INSTRUCTIONS TO FOLLOW
Pull out every line from the listing that has the word "conocer".

# RECORD SET start

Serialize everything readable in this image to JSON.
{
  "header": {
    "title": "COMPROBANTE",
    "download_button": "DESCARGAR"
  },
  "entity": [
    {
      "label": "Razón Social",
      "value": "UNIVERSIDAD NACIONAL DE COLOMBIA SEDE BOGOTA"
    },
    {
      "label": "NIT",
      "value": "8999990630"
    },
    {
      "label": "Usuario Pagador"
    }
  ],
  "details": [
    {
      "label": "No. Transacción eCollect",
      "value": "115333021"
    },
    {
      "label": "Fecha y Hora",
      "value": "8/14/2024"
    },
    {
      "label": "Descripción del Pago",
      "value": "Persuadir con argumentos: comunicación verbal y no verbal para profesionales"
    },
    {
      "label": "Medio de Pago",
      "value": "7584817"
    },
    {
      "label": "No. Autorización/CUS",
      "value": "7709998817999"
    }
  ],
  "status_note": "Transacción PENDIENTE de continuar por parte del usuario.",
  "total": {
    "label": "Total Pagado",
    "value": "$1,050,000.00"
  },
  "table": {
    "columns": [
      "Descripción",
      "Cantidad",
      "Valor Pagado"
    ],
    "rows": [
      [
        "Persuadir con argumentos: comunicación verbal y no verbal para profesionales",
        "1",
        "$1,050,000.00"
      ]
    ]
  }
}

# RECORD SET end
# RECORD SET start

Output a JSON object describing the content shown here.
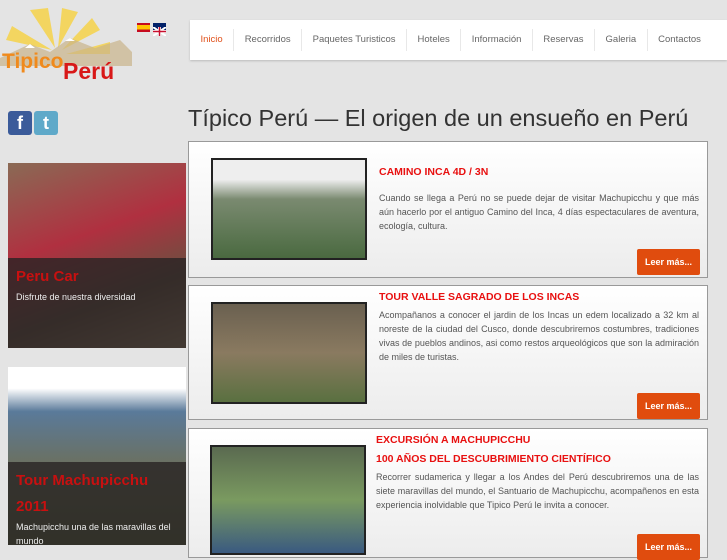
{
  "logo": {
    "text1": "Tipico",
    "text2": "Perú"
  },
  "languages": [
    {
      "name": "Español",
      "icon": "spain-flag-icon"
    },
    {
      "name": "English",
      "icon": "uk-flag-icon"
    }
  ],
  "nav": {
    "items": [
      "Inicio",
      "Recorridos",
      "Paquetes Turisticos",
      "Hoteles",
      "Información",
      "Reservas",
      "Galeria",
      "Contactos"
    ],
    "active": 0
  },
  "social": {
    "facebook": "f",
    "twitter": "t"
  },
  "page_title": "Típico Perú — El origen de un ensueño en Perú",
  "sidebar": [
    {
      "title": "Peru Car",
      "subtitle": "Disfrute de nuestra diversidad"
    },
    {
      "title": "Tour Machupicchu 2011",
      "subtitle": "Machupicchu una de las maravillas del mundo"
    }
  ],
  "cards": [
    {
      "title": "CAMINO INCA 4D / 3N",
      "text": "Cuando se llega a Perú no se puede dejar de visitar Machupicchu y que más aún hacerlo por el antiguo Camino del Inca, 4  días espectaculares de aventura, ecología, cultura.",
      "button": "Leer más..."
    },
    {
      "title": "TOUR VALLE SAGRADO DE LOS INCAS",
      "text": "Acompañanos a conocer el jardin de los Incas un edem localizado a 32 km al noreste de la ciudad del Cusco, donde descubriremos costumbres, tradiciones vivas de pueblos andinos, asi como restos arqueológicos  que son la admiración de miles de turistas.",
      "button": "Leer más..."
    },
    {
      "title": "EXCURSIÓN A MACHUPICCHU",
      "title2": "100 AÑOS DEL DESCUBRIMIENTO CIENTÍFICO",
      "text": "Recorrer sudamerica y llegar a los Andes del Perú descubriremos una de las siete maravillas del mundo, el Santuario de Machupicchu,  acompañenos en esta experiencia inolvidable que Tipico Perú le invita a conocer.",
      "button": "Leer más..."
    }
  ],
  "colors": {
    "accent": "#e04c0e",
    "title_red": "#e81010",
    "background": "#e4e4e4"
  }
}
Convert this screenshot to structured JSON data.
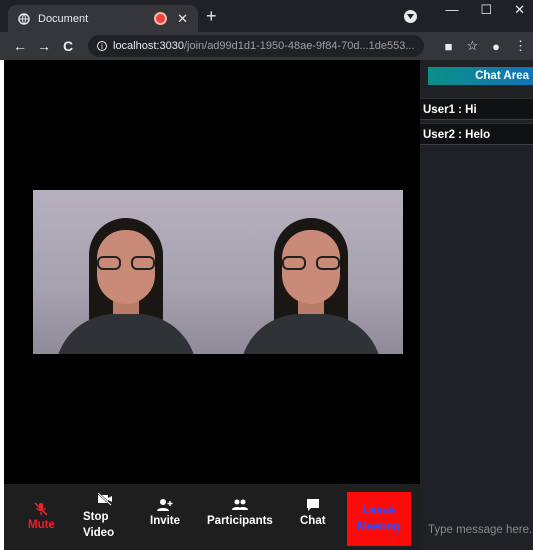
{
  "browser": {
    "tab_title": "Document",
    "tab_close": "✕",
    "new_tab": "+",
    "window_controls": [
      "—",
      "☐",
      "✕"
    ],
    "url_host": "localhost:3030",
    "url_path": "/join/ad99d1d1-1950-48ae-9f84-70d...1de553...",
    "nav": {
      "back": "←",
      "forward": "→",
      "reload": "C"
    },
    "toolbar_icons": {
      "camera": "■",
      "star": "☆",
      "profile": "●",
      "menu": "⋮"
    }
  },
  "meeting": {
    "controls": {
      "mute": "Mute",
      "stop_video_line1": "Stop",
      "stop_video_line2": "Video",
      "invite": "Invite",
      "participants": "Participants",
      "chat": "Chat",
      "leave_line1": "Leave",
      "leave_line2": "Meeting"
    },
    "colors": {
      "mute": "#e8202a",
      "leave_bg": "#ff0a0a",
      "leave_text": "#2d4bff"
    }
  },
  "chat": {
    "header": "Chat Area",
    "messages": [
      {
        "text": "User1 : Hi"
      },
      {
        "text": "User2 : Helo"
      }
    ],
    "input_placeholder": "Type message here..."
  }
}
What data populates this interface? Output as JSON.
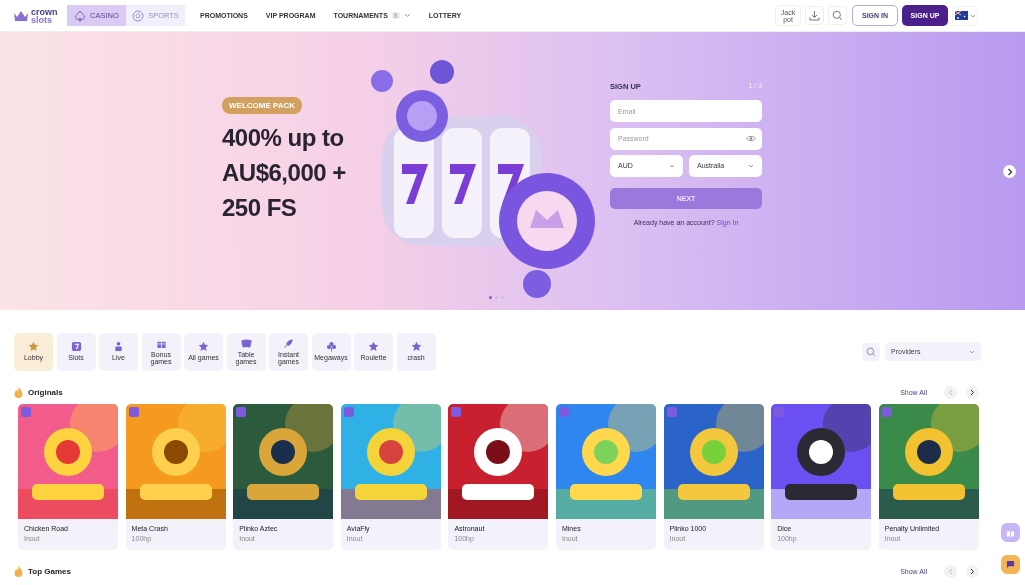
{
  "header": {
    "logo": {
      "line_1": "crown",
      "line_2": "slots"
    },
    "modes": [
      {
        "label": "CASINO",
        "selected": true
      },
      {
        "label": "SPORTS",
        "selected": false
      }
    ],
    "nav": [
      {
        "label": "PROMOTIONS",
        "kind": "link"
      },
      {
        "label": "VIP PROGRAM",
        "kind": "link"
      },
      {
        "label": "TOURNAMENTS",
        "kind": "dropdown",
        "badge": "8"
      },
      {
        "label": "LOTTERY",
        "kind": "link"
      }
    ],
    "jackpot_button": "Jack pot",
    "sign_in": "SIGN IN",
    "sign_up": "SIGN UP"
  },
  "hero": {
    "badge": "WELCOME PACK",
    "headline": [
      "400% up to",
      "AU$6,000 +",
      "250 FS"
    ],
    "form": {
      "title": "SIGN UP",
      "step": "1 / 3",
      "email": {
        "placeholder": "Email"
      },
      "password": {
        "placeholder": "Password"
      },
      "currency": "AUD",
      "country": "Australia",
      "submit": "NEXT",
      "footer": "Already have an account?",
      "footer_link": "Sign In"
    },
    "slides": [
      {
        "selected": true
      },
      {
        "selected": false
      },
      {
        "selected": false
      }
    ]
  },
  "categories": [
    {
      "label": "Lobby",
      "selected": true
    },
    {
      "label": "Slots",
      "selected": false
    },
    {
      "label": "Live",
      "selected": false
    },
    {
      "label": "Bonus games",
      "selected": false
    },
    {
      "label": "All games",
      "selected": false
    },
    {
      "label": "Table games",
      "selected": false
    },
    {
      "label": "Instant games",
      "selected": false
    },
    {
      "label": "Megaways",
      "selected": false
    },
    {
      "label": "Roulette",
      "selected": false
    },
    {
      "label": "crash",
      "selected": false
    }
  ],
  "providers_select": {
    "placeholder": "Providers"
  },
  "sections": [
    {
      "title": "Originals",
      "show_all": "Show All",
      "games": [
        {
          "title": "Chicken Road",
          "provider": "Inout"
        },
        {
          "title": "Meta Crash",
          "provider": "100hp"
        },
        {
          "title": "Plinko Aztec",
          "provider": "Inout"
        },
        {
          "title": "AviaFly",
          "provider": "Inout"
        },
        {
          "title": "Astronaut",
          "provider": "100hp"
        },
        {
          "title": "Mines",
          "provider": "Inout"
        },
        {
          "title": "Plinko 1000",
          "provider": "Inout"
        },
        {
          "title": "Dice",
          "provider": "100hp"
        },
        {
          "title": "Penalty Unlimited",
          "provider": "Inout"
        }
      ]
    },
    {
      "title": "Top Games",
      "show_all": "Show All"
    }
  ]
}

# RECORD SET end

RESPONSE TO THIS EXERCISE
      "text": "Acompañanos a conocer el jardin de los Incas un edem localizado a 32 km al noreste de la ciudad del Cusco, donde descubriremos costumbres, tradiciones vivas de pueblos andinos, asi como restos arqueológicos  que son la admiración de miles de turistas.",
      "text": "Recorrer sudamerica y llegar a los Andes del Perú descubriremos una de las siete maravillas del mundo, el Santuario de Machupicchu,  acompañenos en esta experiencia inolvidable que Tipico Perú le invita a conocer.",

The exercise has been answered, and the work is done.